→ **The problem**:
Find and copy every line in the records that includes the string "Nessa".

→ **Provided entries**:
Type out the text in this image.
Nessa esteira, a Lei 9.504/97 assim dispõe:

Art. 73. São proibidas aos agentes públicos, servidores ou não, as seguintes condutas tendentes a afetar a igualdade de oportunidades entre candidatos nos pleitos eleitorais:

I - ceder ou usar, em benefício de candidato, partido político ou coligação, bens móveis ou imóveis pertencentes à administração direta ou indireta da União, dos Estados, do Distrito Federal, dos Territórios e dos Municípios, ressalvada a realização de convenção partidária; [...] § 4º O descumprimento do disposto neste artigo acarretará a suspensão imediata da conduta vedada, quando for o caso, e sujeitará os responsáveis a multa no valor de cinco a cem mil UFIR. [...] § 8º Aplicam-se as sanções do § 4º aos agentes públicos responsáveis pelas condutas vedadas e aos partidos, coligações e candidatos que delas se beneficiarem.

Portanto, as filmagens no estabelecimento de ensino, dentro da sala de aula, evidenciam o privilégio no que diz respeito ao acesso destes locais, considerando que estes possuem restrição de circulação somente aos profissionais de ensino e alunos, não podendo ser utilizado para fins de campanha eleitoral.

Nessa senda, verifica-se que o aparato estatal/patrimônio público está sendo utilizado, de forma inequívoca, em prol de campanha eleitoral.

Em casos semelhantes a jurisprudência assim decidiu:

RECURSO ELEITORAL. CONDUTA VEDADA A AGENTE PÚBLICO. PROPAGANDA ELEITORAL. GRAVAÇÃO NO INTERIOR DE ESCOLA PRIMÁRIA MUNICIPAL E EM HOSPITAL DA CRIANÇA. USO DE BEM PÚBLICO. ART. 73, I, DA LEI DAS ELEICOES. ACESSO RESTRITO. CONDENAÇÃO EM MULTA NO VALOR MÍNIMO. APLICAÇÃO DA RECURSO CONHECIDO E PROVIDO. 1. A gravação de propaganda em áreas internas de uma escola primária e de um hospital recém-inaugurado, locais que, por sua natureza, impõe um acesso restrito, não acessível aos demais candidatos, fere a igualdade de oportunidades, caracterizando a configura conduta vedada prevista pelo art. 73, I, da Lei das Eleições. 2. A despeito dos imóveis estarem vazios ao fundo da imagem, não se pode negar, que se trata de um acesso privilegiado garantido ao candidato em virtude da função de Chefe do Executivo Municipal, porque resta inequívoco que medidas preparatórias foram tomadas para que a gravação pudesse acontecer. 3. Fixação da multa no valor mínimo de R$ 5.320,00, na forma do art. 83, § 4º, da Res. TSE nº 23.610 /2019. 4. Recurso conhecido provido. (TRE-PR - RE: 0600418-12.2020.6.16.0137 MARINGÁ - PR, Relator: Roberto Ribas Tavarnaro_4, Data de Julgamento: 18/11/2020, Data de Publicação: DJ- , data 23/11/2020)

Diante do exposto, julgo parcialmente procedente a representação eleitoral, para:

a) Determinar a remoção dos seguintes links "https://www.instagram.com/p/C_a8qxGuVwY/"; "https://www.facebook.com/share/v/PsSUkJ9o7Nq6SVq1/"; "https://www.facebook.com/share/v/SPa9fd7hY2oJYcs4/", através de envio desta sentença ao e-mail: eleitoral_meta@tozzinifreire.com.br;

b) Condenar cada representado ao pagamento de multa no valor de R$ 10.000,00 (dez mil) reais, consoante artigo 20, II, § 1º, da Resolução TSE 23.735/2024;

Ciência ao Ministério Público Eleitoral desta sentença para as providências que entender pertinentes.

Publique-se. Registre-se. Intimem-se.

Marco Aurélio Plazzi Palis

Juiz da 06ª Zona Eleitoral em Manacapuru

→ **Full answer**:
Nessa esteira, a Lei 9.504/97 assim dispõe:
Nessa senda, verifica-se que o aparato estatal/patrimônio público está sendo utilizado, de forma inequívoca, em prol de campanha eleitoral.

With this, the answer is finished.